**EXERCISE TASK:** All the data should come back exactly as it was given.

**TASK INPUTS:**
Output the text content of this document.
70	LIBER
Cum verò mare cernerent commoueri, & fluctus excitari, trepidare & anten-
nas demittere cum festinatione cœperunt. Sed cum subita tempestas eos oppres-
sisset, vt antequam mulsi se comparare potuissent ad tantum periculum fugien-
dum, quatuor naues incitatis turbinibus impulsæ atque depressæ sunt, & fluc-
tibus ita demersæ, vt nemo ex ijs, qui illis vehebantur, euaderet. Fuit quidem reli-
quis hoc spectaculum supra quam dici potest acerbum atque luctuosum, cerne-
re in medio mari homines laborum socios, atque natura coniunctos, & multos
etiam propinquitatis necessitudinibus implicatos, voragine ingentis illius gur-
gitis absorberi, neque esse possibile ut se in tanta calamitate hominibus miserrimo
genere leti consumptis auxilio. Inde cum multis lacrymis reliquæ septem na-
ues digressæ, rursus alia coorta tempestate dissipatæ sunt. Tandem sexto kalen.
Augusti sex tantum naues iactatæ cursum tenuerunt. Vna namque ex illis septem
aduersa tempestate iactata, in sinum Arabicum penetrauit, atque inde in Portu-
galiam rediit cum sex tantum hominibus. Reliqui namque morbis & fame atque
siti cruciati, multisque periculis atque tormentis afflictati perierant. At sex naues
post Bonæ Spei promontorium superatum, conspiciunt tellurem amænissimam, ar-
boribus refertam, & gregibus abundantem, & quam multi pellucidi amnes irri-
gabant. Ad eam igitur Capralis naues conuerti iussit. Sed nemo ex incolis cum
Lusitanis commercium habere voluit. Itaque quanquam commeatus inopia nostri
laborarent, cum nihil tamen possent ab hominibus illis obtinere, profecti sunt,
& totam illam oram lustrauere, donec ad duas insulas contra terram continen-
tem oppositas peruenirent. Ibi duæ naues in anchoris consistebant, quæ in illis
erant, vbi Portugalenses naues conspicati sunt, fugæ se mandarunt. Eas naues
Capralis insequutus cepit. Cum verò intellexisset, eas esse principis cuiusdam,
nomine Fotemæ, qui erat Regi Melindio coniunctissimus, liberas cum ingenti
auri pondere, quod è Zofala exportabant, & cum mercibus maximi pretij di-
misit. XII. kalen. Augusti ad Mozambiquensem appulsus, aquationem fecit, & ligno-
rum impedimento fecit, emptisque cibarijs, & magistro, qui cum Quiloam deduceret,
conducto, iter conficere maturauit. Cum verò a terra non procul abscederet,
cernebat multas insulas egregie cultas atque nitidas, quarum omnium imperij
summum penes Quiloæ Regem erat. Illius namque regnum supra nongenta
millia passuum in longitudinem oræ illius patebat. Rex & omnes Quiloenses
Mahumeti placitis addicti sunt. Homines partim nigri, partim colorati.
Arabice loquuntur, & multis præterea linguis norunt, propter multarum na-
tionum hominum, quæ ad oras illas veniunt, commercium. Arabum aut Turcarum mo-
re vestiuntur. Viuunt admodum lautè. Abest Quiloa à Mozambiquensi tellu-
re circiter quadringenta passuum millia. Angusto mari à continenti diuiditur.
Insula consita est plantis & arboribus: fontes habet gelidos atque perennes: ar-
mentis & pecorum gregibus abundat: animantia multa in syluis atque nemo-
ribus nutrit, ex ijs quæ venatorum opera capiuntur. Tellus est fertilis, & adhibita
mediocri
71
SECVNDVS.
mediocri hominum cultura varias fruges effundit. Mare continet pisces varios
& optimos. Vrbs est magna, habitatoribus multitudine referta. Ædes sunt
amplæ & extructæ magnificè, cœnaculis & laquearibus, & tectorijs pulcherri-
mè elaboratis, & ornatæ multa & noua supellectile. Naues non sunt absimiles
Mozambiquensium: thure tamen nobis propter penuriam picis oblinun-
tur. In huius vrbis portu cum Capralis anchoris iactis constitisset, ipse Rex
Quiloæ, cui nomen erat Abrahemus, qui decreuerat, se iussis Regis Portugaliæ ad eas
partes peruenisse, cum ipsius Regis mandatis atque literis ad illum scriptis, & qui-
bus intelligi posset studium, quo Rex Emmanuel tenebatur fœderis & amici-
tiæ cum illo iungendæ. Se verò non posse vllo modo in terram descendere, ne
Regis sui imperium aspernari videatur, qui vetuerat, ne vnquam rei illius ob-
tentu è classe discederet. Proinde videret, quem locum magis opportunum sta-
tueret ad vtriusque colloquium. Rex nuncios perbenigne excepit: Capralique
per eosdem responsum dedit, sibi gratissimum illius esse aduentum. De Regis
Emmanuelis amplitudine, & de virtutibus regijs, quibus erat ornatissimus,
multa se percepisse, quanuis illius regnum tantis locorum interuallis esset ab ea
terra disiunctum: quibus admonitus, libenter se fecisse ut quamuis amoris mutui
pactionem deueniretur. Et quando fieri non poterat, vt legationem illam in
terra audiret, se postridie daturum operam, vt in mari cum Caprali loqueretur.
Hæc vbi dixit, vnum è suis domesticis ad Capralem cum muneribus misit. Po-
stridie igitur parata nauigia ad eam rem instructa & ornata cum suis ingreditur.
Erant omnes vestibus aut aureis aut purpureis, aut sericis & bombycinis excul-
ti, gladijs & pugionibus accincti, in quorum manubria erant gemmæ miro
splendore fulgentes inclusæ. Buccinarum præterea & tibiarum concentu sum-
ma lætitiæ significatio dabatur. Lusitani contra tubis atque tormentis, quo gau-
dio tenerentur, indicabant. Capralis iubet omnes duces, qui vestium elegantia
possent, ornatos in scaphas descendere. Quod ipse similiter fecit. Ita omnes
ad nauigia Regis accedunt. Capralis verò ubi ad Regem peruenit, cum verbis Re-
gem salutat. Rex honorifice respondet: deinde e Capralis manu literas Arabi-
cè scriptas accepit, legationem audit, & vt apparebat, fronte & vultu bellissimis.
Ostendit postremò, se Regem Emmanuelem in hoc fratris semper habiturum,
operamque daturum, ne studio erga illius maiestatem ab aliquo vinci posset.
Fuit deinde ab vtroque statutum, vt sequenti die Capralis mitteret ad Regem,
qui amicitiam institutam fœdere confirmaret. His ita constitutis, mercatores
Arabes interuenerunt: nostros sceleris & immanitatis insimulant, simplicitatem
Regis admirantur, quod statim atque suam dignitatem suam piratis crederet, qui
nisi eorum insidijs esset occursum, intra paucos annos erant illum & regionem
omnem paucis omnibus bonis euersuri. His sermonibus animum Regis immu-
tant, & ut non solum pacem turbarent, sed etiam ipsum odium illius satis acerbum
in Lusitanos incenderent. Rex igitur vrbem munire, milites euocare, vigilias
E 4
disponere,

**REPLY TO THE EXERCISE:**
Output the text content of this document.
70	LIBER
Cum verò mare cernerent commoueri, & fluctus excitari, trepidare & anten-
nas demittere cum festinatione cœperunt. Sed cum subita tempestas eos oppres-
sisset, vt antequam mulsi se comparare potuissent ad tantum periculum fugien-
dum, quatuor naues incitatis turbinibus impulsæ atque depressæ sunt, & fluc-
tibus ita demersæ, vt nemo ex ijs, qui illis vehebantur, euaderet. Fuit quidem reli-
quis hoc spectaculum supra quam dici potest acerbum atque luctuosum, cerne-
re in medio mari homines laborum socios, atque natura coniunctos, & multos
etiam propinquitatis necessitudinibus implicatos, voragine ingentis illius gur-
gitis absorberi, neque esse possibile ut se in tanta calamitate hominibus miserrimo
genere leti consumptis auxilio. Inde cum multis lacrymis reliquæ septem na-
ues digressæ, rursus alia coorta tempestate dissipatæ sunt. Tandem sexto kalen.
Augusti sex tantum naues iactatæ cursum tenuerunt. Vna namque ex illis septem
aduersa tempestate iactata, in sinum Arabicum penetrauit, atque inde in Portu-
galiam rediit cum sex tantum hominibus. Reliqui namque morbis & fame atque
siti cruciati, multisque periculis atque tormentis afflictati perierant. At sex naues
post Bonæ Spei promontorium superatum, conspiciunt tellurem amænissimam, ar-
boribus refertam, & gregibus abundantem, & quam multi pellucidi amnes irri-
gabant. Ad eam igitur Capralis naues conuerti iussit. Sed nemo ex incolis cum
Lusitanis commercium habere voluit. Itaque quanquam commeatus inopia nostri
laborarent, cum nihil tamen possent ab hominibus illis obtinere, profecti sunt,
& totam illam oram lustrauere, donec ad duas insulas contra terram continen-
tem oppositas peruenirent. Ibi duæ naues in anchoris consistebant, quæ in illis
erant, vbi Portugalenses naues conspicati sunt, fugæ se mandarunt. Eas naues
Capralis insequutus cepit. Cum verò intellexisset, eas esse principis cuiusdam,
nomine Fotemæ, qui erat Regi Melindio coniunctissimus, liberas cum ingenti
auri pondere, quod è Zofala exportabant, & cum mercibus maximi pretij di-
misit. XII. kalen. Augusti ad Mozambiquensem appulsus, aquationem fecit, & ligno-
rum impedimento fecit, emptisque cibarijs, & magistro, qui cum Quiloam deduceret,
conducto, iter conficere maturauit. Cum verò a terra non procul abscederet,
cernebat multas insulas egregie cultas atque nitidas, quarum omnium imperij
summum penes Quiloæ Regem erat. Illius namque regnum supra nongenta
millia passuum in longitudinem oræ illius patebat. Rex & omnes Quiloenses
Mahumeti placitis addicti sunt. Homines partim nigri, partim colorati.
Arabice loquuntur, & multis præterea linguis norunt, propter multarum na-
tionum hominum, quæ ad oras illas veniunt, commercium. Arabum aut Turcarum mo-
re vestiuntur. Viuunt admodum lautè. Abest Quiloa à Mozambiquensi tellu-
re circiter quadringenta passuum millia. Angusto mari à continenti diuiditur.
Insula consita est plantis & arboribus: fontes habet gelidos atque perennes: ar-
mentis & pecorum gregibus abundat: animantia multa in syluis atque nemo-
ribus nutrit, ex ijs quæ venatorum opera capiuntur. Tellus est fertilis, & adhibita
mediocri
71
SECVNDVS.
mediocri hominum cultura varias fruges effundit. Mare continet pisces varios
& optimos. Vrbs est magna, habitatoribus multitudine referta. Ædes sunt
amplæ & extructæ magnificè, cœnaculis & laquearibus, & tectorijs pulcherri-
mè elaboratis, & ornatæ multa & noua supellectile. Naues non sunt absimiles
Mozambiquensium: thure tamen nobis propter penuriam picis oblinun-
tur. In huius vrbis portu cum Capralis anchoris iactis constitisset, ipse Rex
Quiloæ, cui nomen erat Abrahemus, qui decreuerat, se iussis Regis Portugaliæ ad eas
partes peruenisse, cum ipsius Regis mandatis atque literis ad illum scriptis, & qui-
bus intelligi posset studium, quo Rex Emmanuel tenebatur fœderis & amici-
tiæ cum illo iungendæ. Se verò non posse vllo modo in terram descendere, ne
Regis sui imperium aspernari videatur, qui vetuerat, ne vnquam rei illius ob-
tentu è classe discederet. Proinde videret, quem locum magis opportunum sta-
tueret ad vtriusque colloquium. Rex nuncios perbenigne excepit: Capralique
per eosdem responsum dedit, sibi gratissimum illius esse aduentum. De Regis
Emmanuelis amplitudine, & de virtutibus regijs, quibus erat ornatissimus,
multa se percepisse, quanuis illius regnum tantis locorum interuallis esset ab ea
terra disiunctum: quibus admonitus, libenter se fecisse ut quamuis amoris mutui
pactionem deueniretur. Et quando fieri non poterat, vt legationem illam in
terra audiret, se postridie daturum operam, vt in mari cum Caprali loqueretur.
Hæc vbi dixit, vnum è suis domesticis ad Capralem cum muneribus misit. Po-
stridie igitur parata nauigia ad eam rem instructa & ornata cum suis ingreditur.
Erant omnes vestibus aut aureis aut purpureis, aut sericis & bombycinis excul-
ti, gladijs & pugionibus accincti, in quorum manubria erant gemmæ miro
splendore fulgentes inclusæ. Buccinarum præterea & tibiarum concentu sum-
ma lætitiæ significatio dabatur. Lusitani contra tubis atque tormentis, quo gau-
dio tenerentur, indicabant. Capralis iubet omnes duces, qui vestium elegantia
possent, ornatos in scaphas descendere. Quod ipse similiter fecit. Ita omnes
ad nauigia Regis accedunt. Capralis verò ubi ad Regem peruenit, cum verbis Re-
gem salutat. Rex honorifice respondet: deinde e Capralis manu literas Arabi-
cè scriptas accepit, legationem audit, & vt apparebat, fronte & vultu bellissimis.
Ostendit postremò, se Regem Emmanuelem in hoc fratris semper habiturum,
operamque daturum, ne studio erga illius maiestatem ab aliquo vinci posset.
Fuit deinde ab vtroque statutum, vt sequenti die Capralis mitteret ad Regem,
qui amicitiam institutam fœdere confirmaret. His ita constitutis, mercatores
Arabes interuenerunt: nostros sceleris & immanitatis insimulant, simplicitatem
Regis admirantur, quod statim atque suam dignitatem suam piratis crederet, qui
nisi eorum insidijs esset occursum, intra paucos annos erant illum & regionem
omnem paucis omnibus bonis euersuri. His sermonibus animum Regis immu-
tant, & ut non solum pacem turbarent, sed etiam ipsum odium illius satis acerbum
in Lusitanos incenderent. Rex igitur vrbem munire, milites euocare, vigilias
E 4
disponere,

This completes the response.